Records contained in a dataset:

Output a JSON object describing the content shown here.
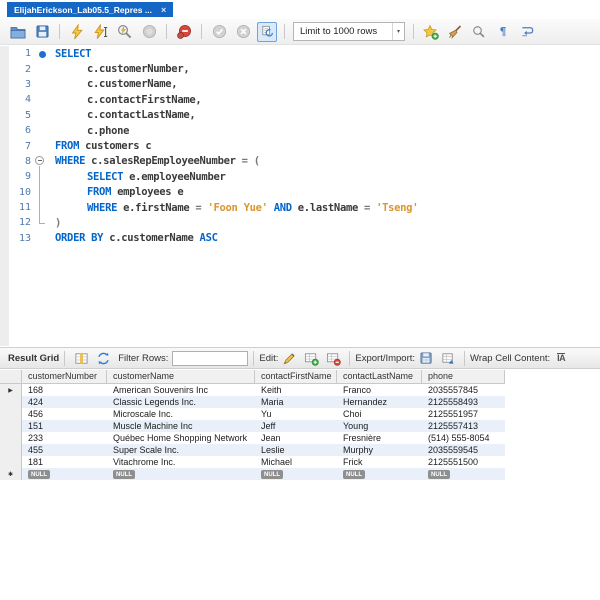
{
  "colors": {
    "tab_blue": "#1567c5",
    "keyword_blue": "#0564c8",
    "string_orange": "#d9952f",
    "alt_row_blue": "#e9f0fa",
    "lightning_yellow": "#f8c93f",
    "null_badge_gray": "#8f8f8f"
  },
  "tab": {
    "title": "ElijahErickson_Lab05.5_Repres ...",
    "close_glyph": "×"
  },
  "main_toolbar": {
    "limit_dropdown": {
      "value": "Limit to 1000 rows",
      "arrow_glyph": "▾"
    },
    "pilcrow_glyph": "¶",
    "icons": [
      "open-script-icon",
      "save-script-icon",
      "execute-icon",
      "execute-current-icon",
      "explain-icon",
      "stop-icon",
      "toggle-stop-on-error-icon",
      "commit-icon",
      "rollback-icon",
      "toggle-autocommit-icon",
      "save-snippet-icon",
      "beautify-icon",
      "find-icon",
      "show-invisibles-icon",
      "toggle-wrap-icon"
    ]
  },
  "editor": {
    "lines": [
      {
        "n": "1",
        "indent": 0,
        "marker": "statement",
        "segs": [
          [
            "SELECT",
            "kw"
          ]
        ]
      },
      {
        "n": "2",
        "indent": 1,
        "marker": "",
        "segs": [
          [
            "c.customerNumber,",
            "idn"
          ]
        ]
      },
      {
        "n": "3",
        "indent": 1,
        "marker": "",
        "segs": [
          [
            "c.customerName,",
            "idn"
          ]
        ]
      },
      {
        "n": "4",
        "indent": 1,
        "marker": "",
        "segs": [
          [
            "c.contactFirstName,",
            "idn"
          ]
        ]
      },
      {
        "n": "5",
        "indent": 1,
        "marker": "",
        "segs": [
          [
            "c.contactLastName,",
            "idn"
          ]
        ]
      },
      {
        "n": "6",
        "indent": 1,
        "marker": "",
        "segs": [
          [
            "c.phone",
            "idn"
          ]
        ]
      },
      {
        "n": "7",
        "indent": 0,
        "marker": "",
        "segs": [
          [
            "FROM",
            "kw"
          ],
          [
            " customers c",
            "idn"
          ]
        ]
      },
      {
        "n": "8",
        "indent": 0,
        "marker": "fold-start",
        "segs": [
          [
            "WHERE",
            "kw"
          ],
          [
            " c.salesRepEmployeeNumber ",
            "idn"
          ],
          [
            "= (",
            "op"
          ]
        ]
      },
      {
        "n": "9",
        "indent": 1,
        "marker": "fold-mid",
        "segs": [
          [
            "SELECT",
            "kw"
          ],
          [
            " e.employeeNumber",
            "idn"
          ]
        ]
      },
      {
        "n": "10",
        "indent": 1,
        "marker": "fold-mid",
        "segs": [
          [
            "FROM",
            "kw"
          ],
          [
            " employees e",
            "idn"
          ]
        ]
      },
      {
        "n": "11",
        "indent": 1,
        "marker": "fold-mid",
        "segs": [
          [
            "WHERE",
            "kw"
          ],
          [
            " e.firstName ",
            "idn"
          ],
          [
            "= ",
            "op"
          ],
          [
            "'Foon Yue'",
            "str"
          ],
          [
            " ",
            "idn"
          ],
          [
            "AND",
            "kw"
          ],
          [
            " e.lastName ",
            "idn"
          ],
          [
            "= ",
            "op"
          ],
          [
            "'Tseng'",
            "str"
          ]
        ]
      },
      {
        "n": "12",
        "indent": 0,
        "marker": "fold-end",
        "segs": [
          [
            ")",
            "op"
          ]
        ]
      },
      {
        "n": "13",
        "indent": 0,
        "marker": "",
        "segs": [
          [
            "ORDER BY",
            "kw"
          ],
          [
            " c.customerName ",
            "idn"
          ],
          [
            "ASC",
            "kw"
          ]
        ]
      }
    ]
  },
  "result_toolbar": {
    "title": "Result Grid",
    "filter_label": "Filter Rows:",
    "filter_value": "",
    "edit_label": "Edit:",
    "export_label": "Export/Import:",
    "wrap_label": "Wrap Cell Content:",
    "wrap_icon_text": "IA",
    "icons": [
      "grid-icon",
      "refresh-icon",
      "edit-pencil-icon",
      "insert-row-icon",
      "delete-row-icon",
      "export-icon",
      "import-icon",
      "wrap-cell-content-icon"
    ]
  },
  "grid": {
    "columns": [
      "customerNumber",
      "customerName",
      "contactFirstName",
      "contactLastName",
      "phone"
    ],
    "rows": [
      {
        "marker": "current-row",
        "cells": [
          "168",
          "American Souvenirs Inc",
          "Keith",
          "Franco",
          "2035557845"
        ]
      },
      {
        "marker": "",
        "cells": [
          "424",
          "Classic Legends Inc.",
          "Maria",
          "Hernandez",
          "2125558493"
        ]
      },
      {
        "marker": "",
        "cells": [
          "456",
          "Microscale Inc.",
          "Yu",
          "Choi",
          "2125551957"
        ]
      },
      {
        "marker": "",
        "cells": [
          "151",
          "Muscle Machine Inc",
          "Jeff",
          "Young",
          "2125557413"
        ]
      },
      {
        "marker": "",
        "cells": [
          "233",
          "Québec Home Shopping Network",
          "Jean",
          "Fresnière",
          "(514) 555-8054"
        ]
      },
      {
        "marker": "",
        "cells": [
          "455",
          "Super Scale Inc.",
          "Leslie",
          "Murphy",
          "2035559545"
        ]
      },
      {
        "marker": "",
        "cells": [
          "181",
          "Vitachrome Inc.",
          "Michael",
          "Frick",
          "2125551500"
        ]
      },
      {
        "marker": "new-row",
        "null_row": true,
        "cells": [
          "NULL",
          "NULL",
          "NULL",
          "NULL",
          "NULL"
        ]
      }
    ],
    "current_row_glyph": "▶",
    "new_row_glyph": "✱"
  }
}
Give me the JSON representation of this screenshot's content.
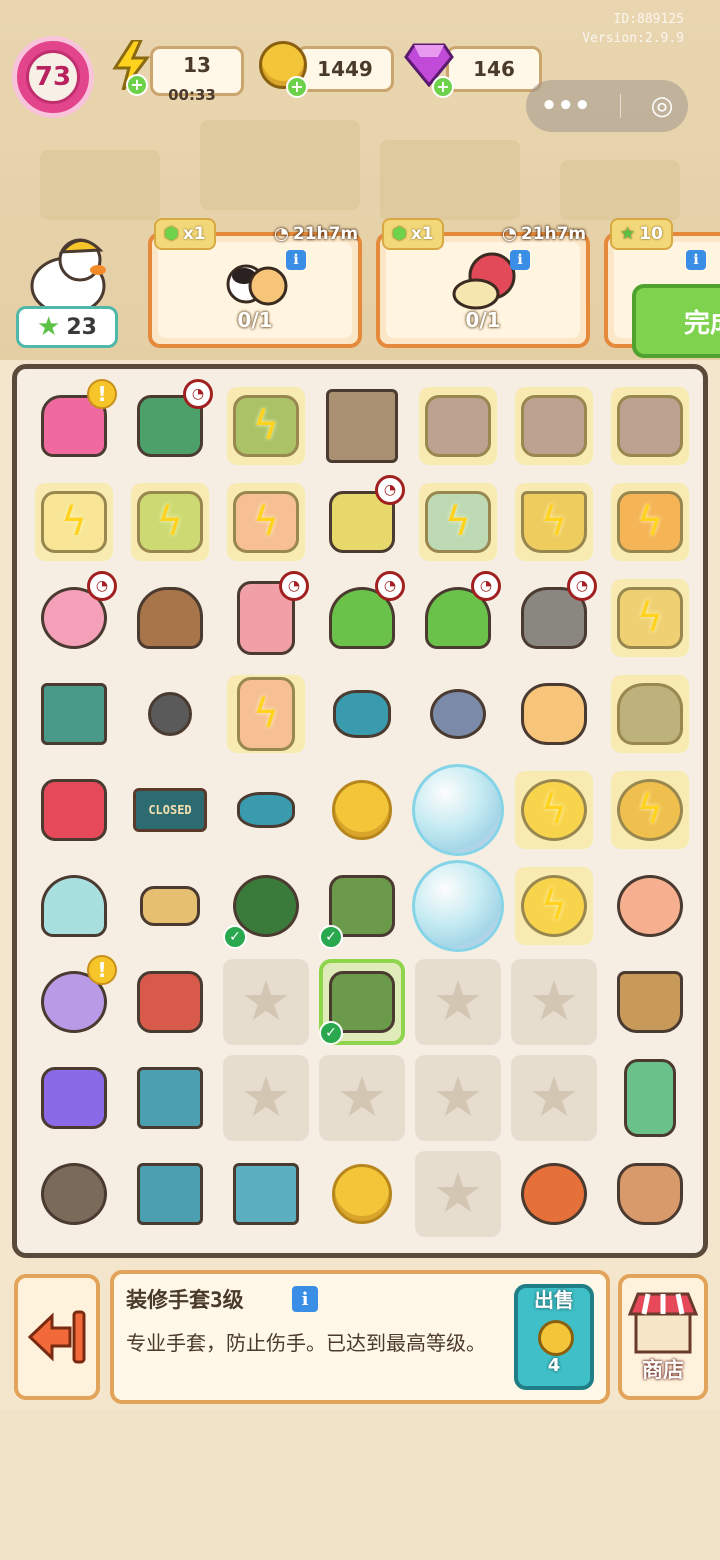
{
  "header": {
    "id_text": "ID:889125",
    "version_text": "Version:2.9.9",
    "level": "73",
    "energy": {
      "value": "13",
      "timer": "00:33"
    },
    "coins": {
      "value": "1449"
    },
    "gems": {
      "value": "146"
    }
  },
  "profile": {
    "stars": "23"
  },
  "orders": [
    {
      "reward_label": "x1",
      "timer": "21h7m",
      "progress": "0/1"
    },
    {
      "reward_label": "x1",
      "timer": "21h7m",
      "progress": "0/1"
    },
    {
      "reward_label": "10"
    }
  ],
  "complete_button": {
    "label": "完成"
  },
  "board": {
    "closed_sign_text": "CLOSED"
  },
  "info_panel": {
    "title": "装修手套3级",
    "description": "专业手套，防止伤手。已达到最高等级。"
  },
  "sell_button": {
    "label": "出售",
    "value": "4"
  },
  "shop_button": {
    "label": "商店"
  },
  "colors": {
    "accent_orange": "#e58a3a",
    "level_pink": "#e2458c",
    "complete_green": "#7ed24d",
    "sell_teal": "#3fc0c8"
  }
}
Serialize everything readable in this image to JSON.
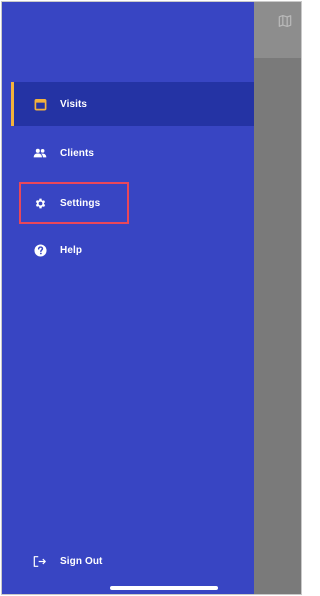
{
  "drawer": {
    "items": [
      {
        "label": "Visits",
        "icon": "calendar-icon",
        "active": true
      },
      {
        "label": "Clients",
        "icon": "people-icon",
        "active": false
      },
      {
        "label": "Settings",
        "icon": "gear-icon",
        "active": false,
        "highlighted": true
      },
      {
        "label": "Help",
        "icon": "help-circle-icon",
        "active": false
      }
    ],
    "sign_out_label": "Sign Out",
    "sign_out_icon": "sign-out-icon"
  },
  "backdrop": {
    "header_icon": "map-icon"
  },
  "colors": {
    "drawer_background": "#3845c3",
    "active_item_background": "#2433a4",
    "active_indicator": "#f3b23d",
    "calendar_icon": "#f3b23d",
    "highlight_box": "#e9475a",
    "backdrop": "#7a7a7a"
  }
}
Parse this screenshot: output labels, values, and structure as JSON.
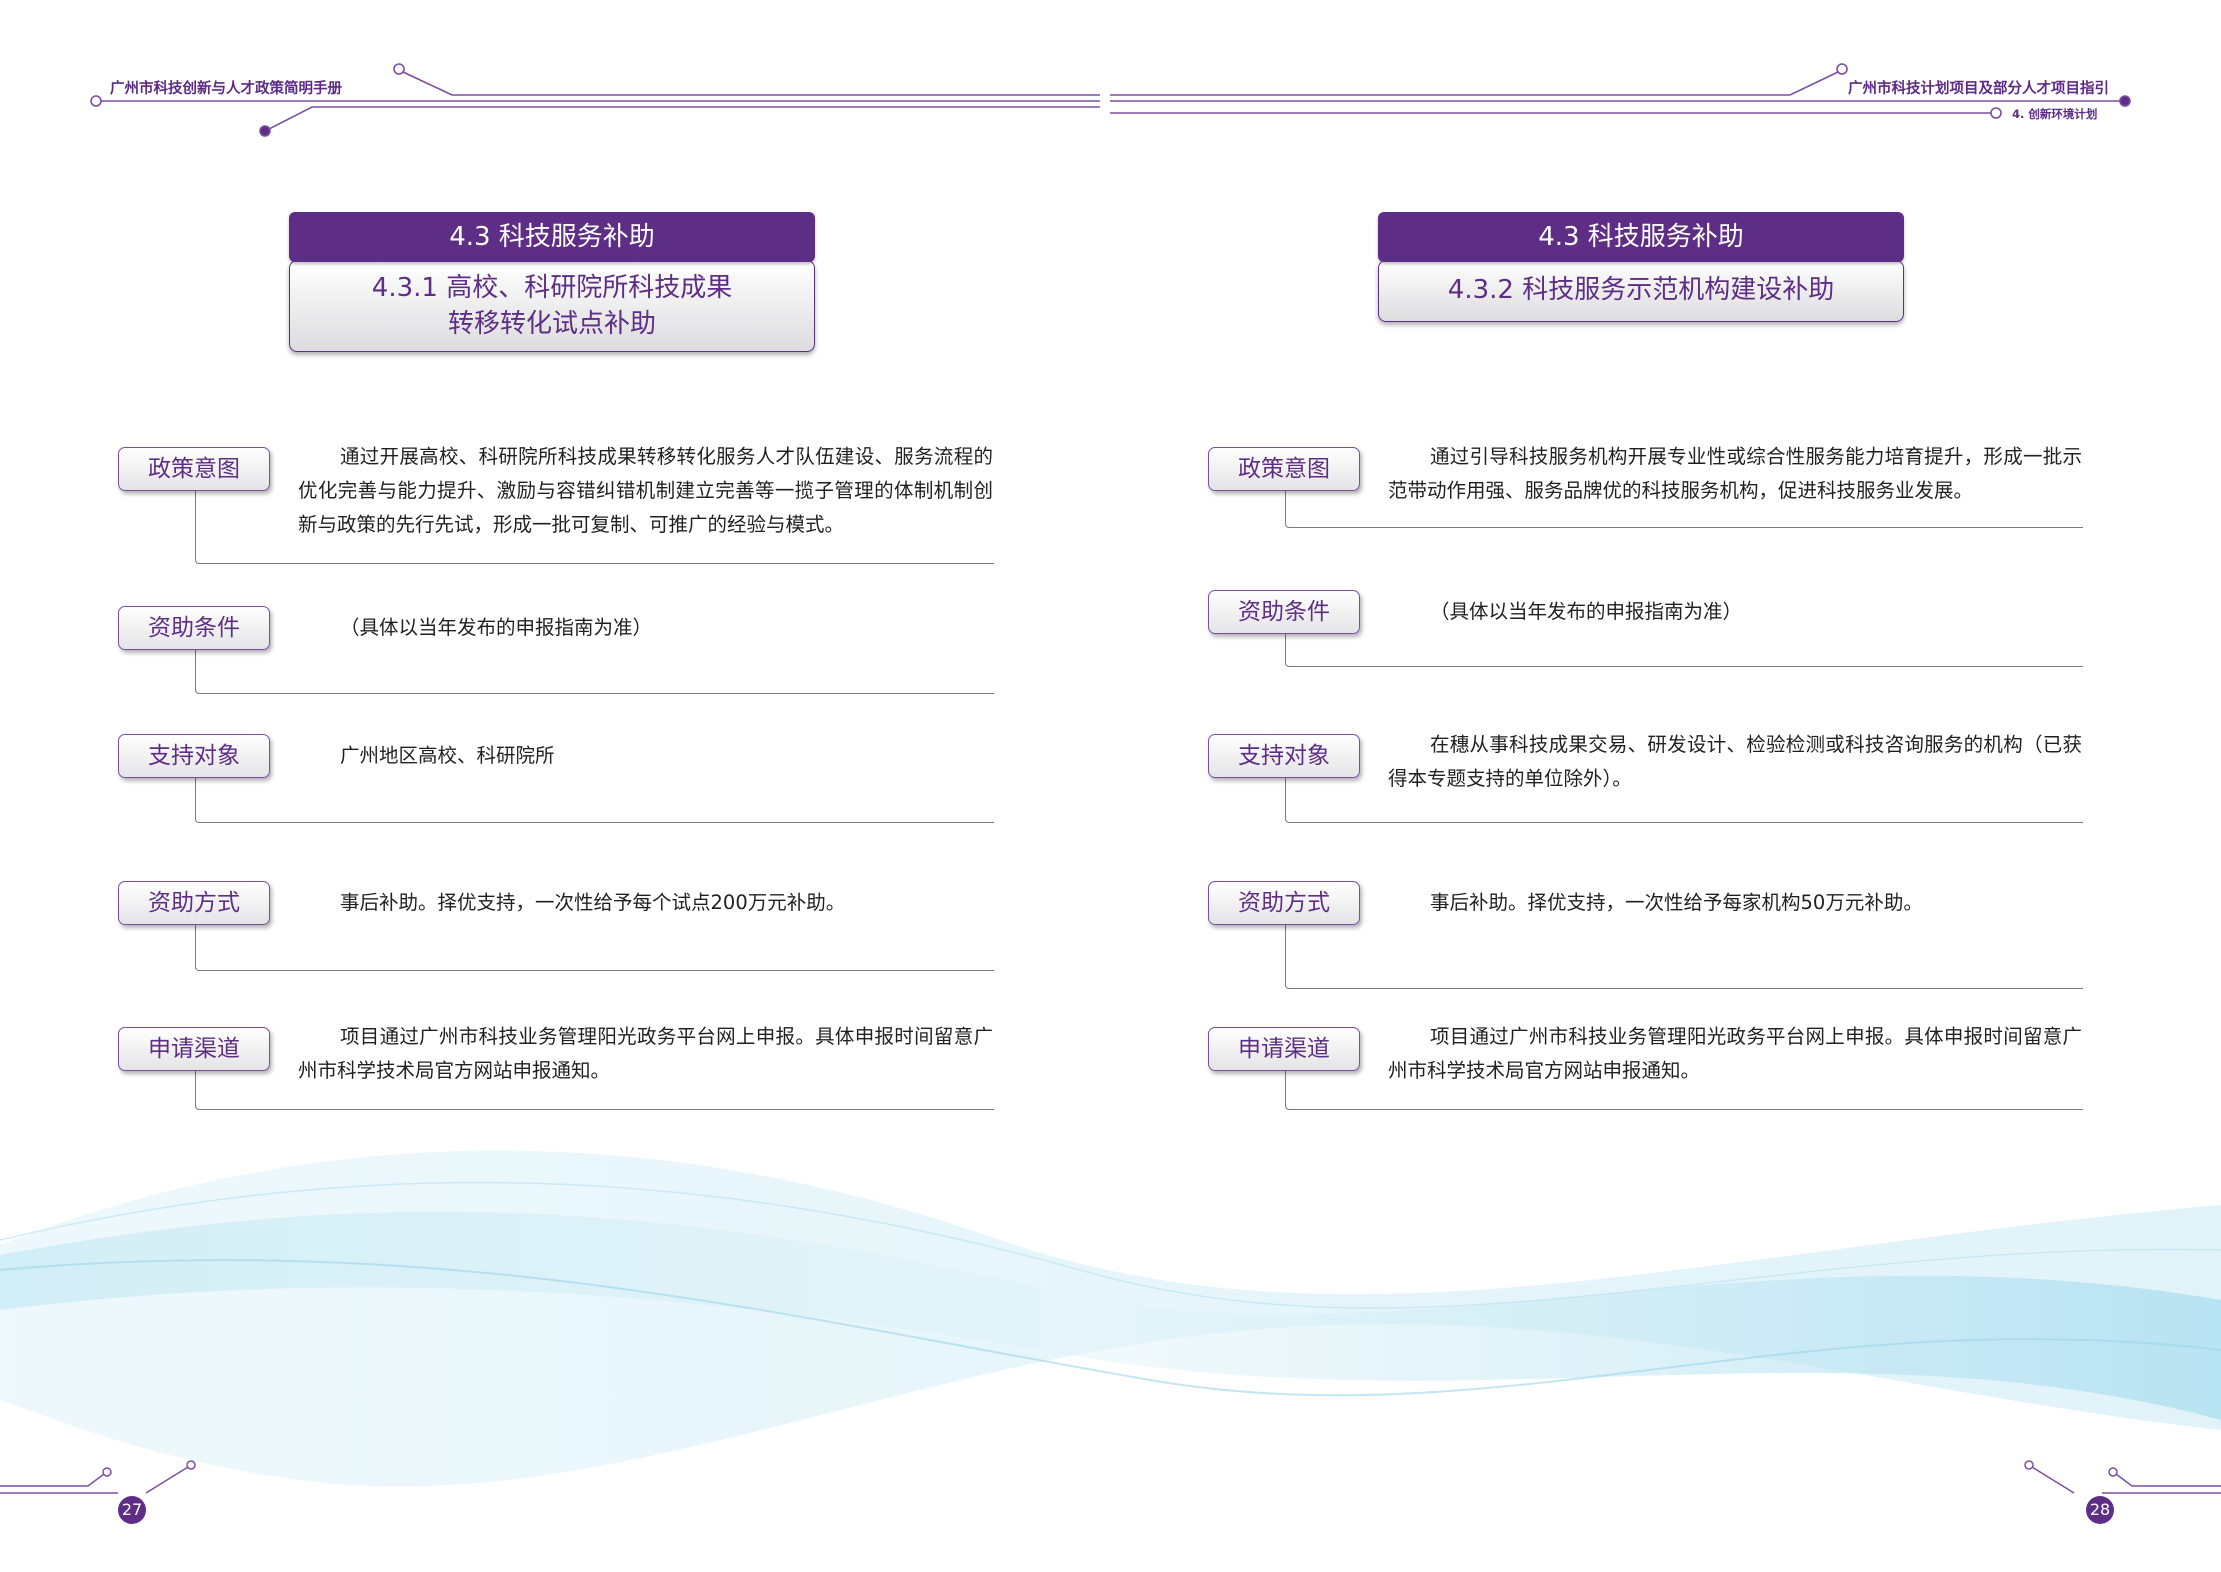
{
  "header": {
    "left_title": "广州市科技创新与人才政策简明手册",
    "right_title": "广州市科技计划项目及部分人才项目指引",
    "right_subtitle": "4. 创新环境计划"
  },
  "colors": {
    "accent": "#5e2d86",
    "line": "#7a7a7a"
  },
  "left_page": {
    "section_title": "4.3  科技服务补助",
    "subsection_line1": "4.3.1  高校、科研院所科技成果",
    "subsection_line2": "转移转化试点补助",
    "rows": [
      {
        "label": "政策意图",
        "text": "通过开展高校、科研院所科技成果转移转化服务人才队伍建设、服务流程的优化完善与能力提升、激励与容错纠错机制建立完善等一揽子管理的体制机制创新与政策的先行先试，形成一批可复制、可推广的经验与模式。"
      },
      {
        "label": "资助条件",
        "text": "（具体以当年发布的申报指南为准）"
      },
      {
        "label": "支持对象",
        "text": "广州地区高校、科研院所"
      },
      {
        "label": "资助方式",
        "text": "事后补助。择优支持，一次性给予每个试点200万元补助。"
      },
      {
        "label": "申请渠道",
        "text": "项目通过广州市科技业务管理阳光政务平台网上申报。具体申报时间留意广州市科学技术局官方网站申报通知。"
      }
    ],
    "page_number": "27"
  },
  "right_page": {
    "section_title": "4.3  科技服务补助",
    "subsection_line1": "4.3.2  科技服务示范机构建设补助",
    "rows": [
      {
        "label": "政策意图",
        "text": "通过引导科技服务机构开展专业性或综合性服务能力培育提升，形成一批示范带动作用强、服务品牌优的科技服务机构，促进科技服务业发展。"
      },
      {
        "label": "资助条件",
        "text": "（具体以当年发布的申报指南为准）"
      },
      {
        "label": "支持对象",
        "text": "在穗从事科技成果交易、研发设计、检验检测或科技咨询服务的机构（已获得本专题支持的单位除外）。"
      },
      {
        "label": "资助方式",
        "text": "事后补助。择优支持，一次性给予每家机构50万元补助。"
      },
      {
        "label": "申请渠道",
        "text": "项目通过广州市科技业务管理阳光政务平台网上申报。具体申报时间留意广州市科学技术局官方网站申报通知。"
      }
    ],
    "page_number": "28"
  }
}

PROBLEM REQUIREMENTS: Quote only the lines that start at the line holding "Parse this screenshot: output" and end at the last line of the entries, including both of those lines, and omit every picture.

EXERCISE RESULT:
Parse this screenshot: output labels, values, and structure as JSON.
{
  "header": {
    "left_title": "广州市科技创新与人才政策简明手册",
    "right_title": "广州市科技计划项目及部分人才项目指引",
    "right_subtitle": "4. 创新环境计划"
  },
  "colors": {
    "accent": "#5e2d86",
    "line": "#7a7a7a"
  },
  "left_page": {
    "section_title": "4.3  科技服务补助",
    "subsection_line1": "4.3.1  高校、科研院所科技成果",
    "subsection_line2": "转移转化试点补助",
    "rows": [
      {
        "label": "政策意图",
        "text": "通过开展高校、科研院所科技成果转移转化服务人才队伍建设、服务流程的优化完善与能力提升、激励与容错纠错机制建立完善等一揽子管理的体制机制创新与政策的先行先试，形成一批可复制、可推广的经验与模式。"
      },
      {
        "label": "资助条件",
        "text": "（具体以当年发布的申报指南为准）"
      },
      {
        "label": "支持对象",
        "text": "广州地区高校、科研院所"
      },
      {
        "label": "资助方式",
        "text": "事后补助。择优支持，一次性给予每个试点200万元补助。"
      },
      {
        "label": "申请渠道",
        "text": "项目通过广州市科技业务管理阳光政务平台网上申报。具体申报时间留意广州市科学技术局官方网站申报通知。"
      }
    ],
    "page_number": "27"
  },
  "right_page": {
    "section_title": "4.3  科技服务补助",
    "subsection_line1": "4.3.2  科技服务示范机构建设补助",
    "rows": [
      {
        "label": "政策意图",
        "text": "通过引导科技服务机构开展专业性或综合性服务能力培育提升，形成一批示范带动作用强、服务品牌优的科技服务机构，促进科技服务业发展。"
      },
      {
        "label": "资助条件",
        "text": "（具体以当年发布的申报指南为准）"
      },
      {
        "label": "支持对象",
        "text": "在穗从事科技成果交易、研发设计、检验检测或科技咨询服务的机构（已获得本专题支持的单位除外）。"
      },
      {
        "label": "资助方式",
        "text": "事后补助。择优支持，一次性给予每家机构50万元补助。"
      },
      {
        "label": "申请渠道",
        "text": "项目通过广州市科技业务管理阳光政务平台网上申报。具体申报时间留意广州市科学技术局官方网站申报通知。"
      }
    ],
    "page_number": "28"
  }
}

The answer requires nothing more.